__DATASET RECORDS__
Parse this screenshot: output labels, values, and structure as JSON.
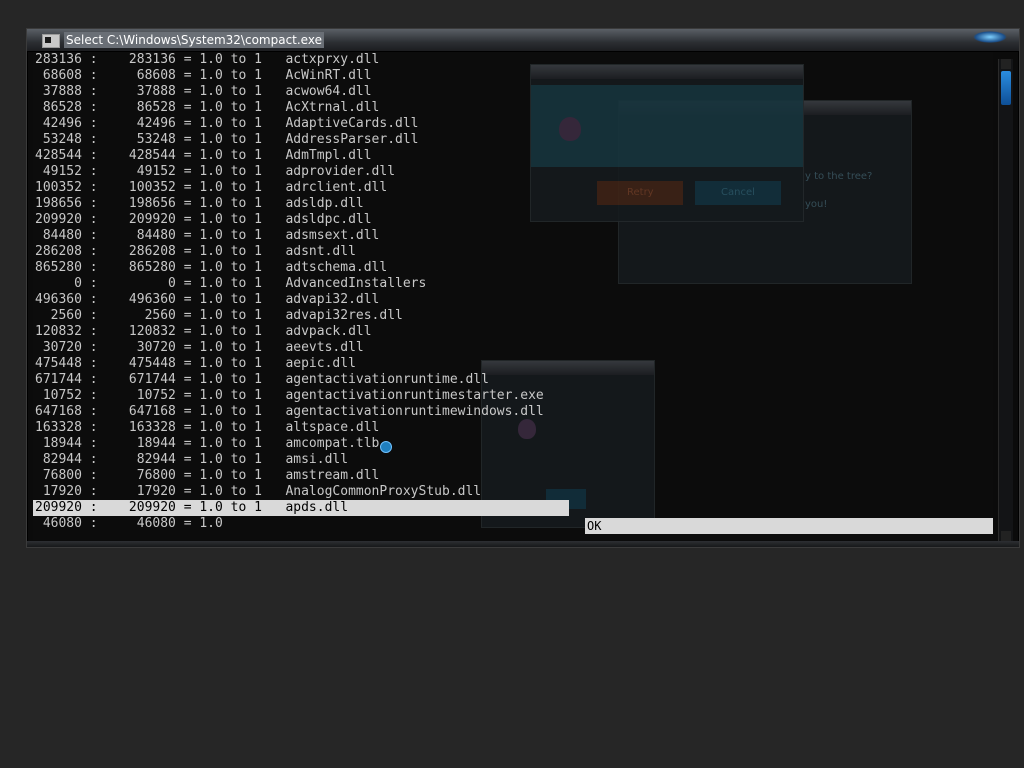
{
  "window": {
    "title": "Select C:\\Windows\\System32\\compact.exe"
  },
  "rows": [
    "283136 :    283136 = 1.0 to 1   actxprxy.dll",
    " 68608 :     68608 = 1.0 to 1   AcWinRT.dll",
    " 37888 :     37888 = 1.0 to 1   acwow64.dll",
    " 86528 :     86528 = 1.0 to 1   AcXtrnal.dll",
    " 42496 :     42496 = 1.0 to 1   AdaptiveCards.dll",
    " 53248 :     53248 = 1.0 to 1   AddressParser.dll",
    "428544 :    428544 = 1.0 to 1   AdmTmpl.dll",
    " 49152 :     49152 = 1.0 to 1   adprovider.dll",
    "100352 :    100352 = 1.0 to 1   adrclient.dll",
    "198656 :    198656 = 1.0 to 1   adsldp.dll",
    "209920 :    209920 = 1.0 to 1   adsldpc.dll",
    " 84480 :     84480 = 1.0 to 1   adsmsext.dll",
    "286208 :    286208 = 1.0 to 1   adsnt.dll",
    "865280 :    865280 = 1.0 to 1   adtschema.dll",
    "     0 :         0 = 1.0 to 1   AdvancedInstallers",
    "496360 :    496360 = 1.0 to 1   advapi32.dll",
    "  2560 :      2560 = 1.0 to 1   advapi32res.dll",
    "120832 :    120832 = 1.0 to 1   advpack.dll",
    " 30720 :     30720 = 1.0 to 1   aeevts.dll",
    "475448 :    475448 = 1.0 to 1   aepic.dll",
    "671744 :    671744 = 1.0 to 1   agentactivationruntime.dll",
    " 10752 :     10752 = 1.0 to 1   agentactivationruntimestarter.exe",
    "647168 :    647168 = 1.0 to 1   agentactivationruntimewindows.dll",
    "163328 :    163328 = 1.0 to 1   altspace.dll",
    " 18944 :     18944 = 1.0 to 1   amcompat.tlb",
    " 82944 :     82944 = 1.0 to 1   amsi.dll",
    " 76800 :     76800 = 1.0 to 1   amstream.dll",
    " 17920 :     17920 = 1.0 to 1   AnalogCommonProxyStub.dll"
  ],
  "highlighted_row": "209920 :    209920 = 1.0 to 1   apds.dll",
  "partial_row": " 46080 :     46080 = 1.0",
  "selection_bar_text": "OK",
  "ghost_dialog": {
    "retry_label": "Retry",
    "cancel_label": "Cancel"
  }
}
==
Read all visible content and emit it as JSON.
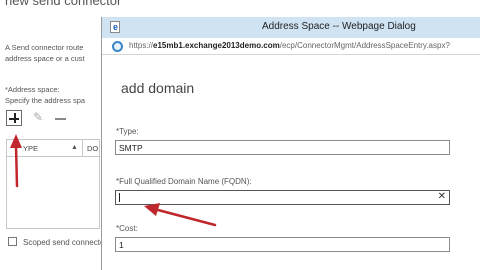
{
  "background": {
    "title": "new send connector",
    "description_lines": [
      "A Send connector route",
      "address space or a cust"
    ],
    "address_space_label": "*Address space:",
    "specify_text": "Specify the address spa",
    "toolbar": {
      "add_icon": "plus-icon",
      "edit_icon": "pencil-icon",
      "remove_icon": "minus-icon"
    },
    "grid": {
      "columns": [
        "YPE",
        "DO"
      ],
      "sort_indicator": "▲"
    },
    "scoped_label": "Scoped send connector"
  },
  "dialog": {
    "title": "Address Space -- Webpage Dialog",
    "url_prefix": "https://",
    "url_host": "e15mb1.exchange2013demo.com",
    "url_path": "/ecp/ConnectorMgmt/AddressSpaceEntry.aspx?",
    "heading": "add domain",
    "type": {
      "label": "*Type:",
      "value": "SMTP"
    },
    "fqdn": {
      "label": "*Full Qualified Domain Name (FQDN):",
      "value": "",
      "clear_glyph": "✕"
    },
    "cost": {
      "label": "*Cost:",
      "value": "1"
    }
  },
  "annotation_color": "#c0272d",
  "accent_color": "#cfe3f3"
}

__WHAT YOU HAVE TO DO__
Scan the records above and report how many lines include the word "JSON", without any other text.

__FULL RESPONSE__
2